**BRIEF:** Below is a listing to write out in full, exactly as given, without its pictures.

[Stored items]
Start

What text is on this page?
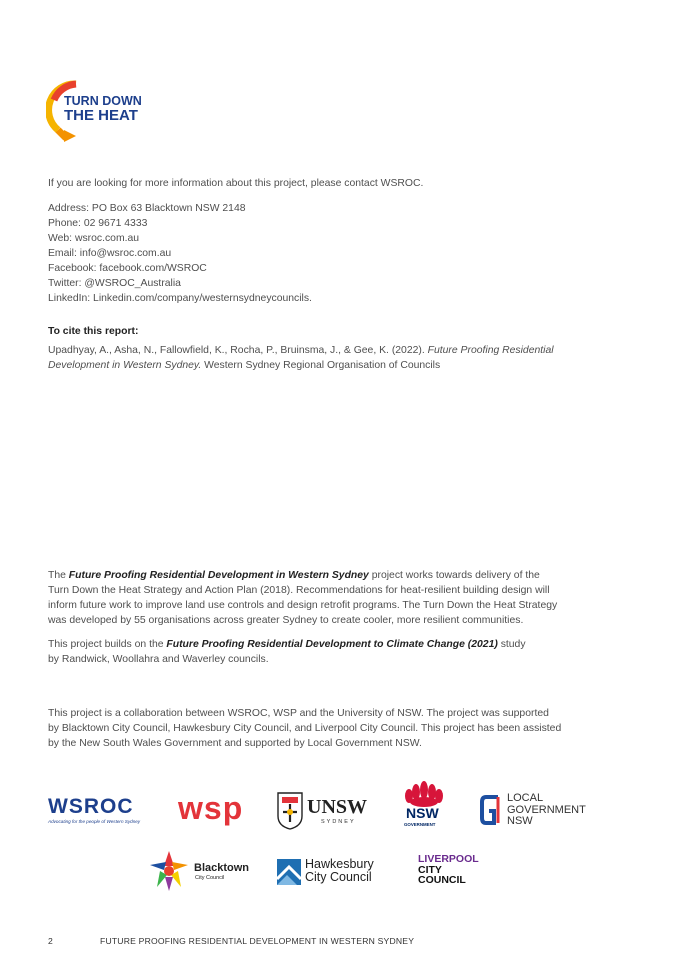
TURN DOWN
THE HEAT
If you are looking for more information about this project, please contact WSROC.
Address: PO Box 63 Blacktown NSW 2148
Phone: 02 9671 4333
Web: wsroc.com.au
Email: info@wsroc.com.au
Facebook: facebook.com/WSROC
Twitter: @WSROC_Australia
LinkedIn: Linkedin.com/company/westernsydneycouncils.
To cite this report:
Upadhyay, A., Asha, N., Fallowfield, K., Rocha, P., Bruinsma, J., & Gee, K. (2022). Future Proofing Residential
Development in Western Sydney. Western Sydney Regional Organisation of Councils
The Future Proofing Residential Development in Western Sydney project works towards delivery of the
Turn Down the Heat Strategy and Action Plan (2018). Recommendations for heat-resilient building design will
inform future work to improve land use controls and design retrofit programs. The Turn Down the Heat Strategy
was developed by 55 organisations across greater Sydney to create cooler, more resilient communities.
This project builds on the Future Proofing Residential Development to Climate Change (2021) study
by Randwick, Woollahra and Waverley councils.
This project is a collaboration between WSROC, WSP and the University of NSW. The project was supported
by Blacktown City Council, Hawkesbury City Council, and Liverpool City Council. This project has been assisted
by the New South Wales Government and supported by Local Government NSW.
WSROC
Advocating for the people of Western Sydney	wsp	UNSW
SYDNEY
NSW
GOVERNMENT
LOCAL
GOVERNMENT
NSW
Blacktown
City Council
Hawkesbury
City Council
LIVERPOOL
CITY
COUNCIL
2	FUTURE PROOFING RESIDENTIAL DEVELOPMENT IN WESTERN SYDNEY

End

**RESPONSE:**
What text is on this page?
TURN DOWN
THE HEAT
If you are looking for more information about this project, please contact WSROC.
Address: PO Box 63 Blacktown NSW 2148
Phone: 02 9671 4333
Web: wsroc.com.au
Email: info@wsroc.com.au
Facebook: facebook.com/WSROC
Twitter: @WSROC_Australia
LinkedIn: Linkedin.com/company/westernsydneycouncils.
To cite this report:
Upadhyay, A., Asha, N., Fallowfield, K., Rocha, P., Bruinsma, J., & Gee, K. (2022). Future Proofing Residential
Development in Western Sydney. Western Sydney Regional Organisation of Councils
The Future Proofing Residential Development in Western Sydney project works towards delivery of the
Turn Down the Heat Strategy and Action Plan (2018). Recommendations for heat-resilient building design will
inform future work to improve land use controls and design retrofit programs. The Turn Down the Heat Strategy
was developed by 55 organisations across greater Sydney to create cooler, more resilient communities.
This project builds on the Future Proofing Residential Development to Climate Change (2021) study
by Randwick, Woollahra and Waverley councils.
This project is a collaboration between WSROC, WSP and the University of NSW. The project was supported
by Blacktown City Council, Hawkesbury City Council, and Liverpool City Council. This project has been assisted
by the New South Wales Government and supported by Local Government NSW.
WSROC
Advocating for the people of Western Sydney	wsp	UNSW
SYDNEY
NSW
GOVERNMENT
LOCAL
GOVERNMENT
NSW
Blacktown
City Council
Hawkesbury
City Council
LIVERPOOL
CITY
COUNCIL
2	FUTURE PROOFING RESIDENTIAL DEVELOPMENT IN WESTERN SYDNEY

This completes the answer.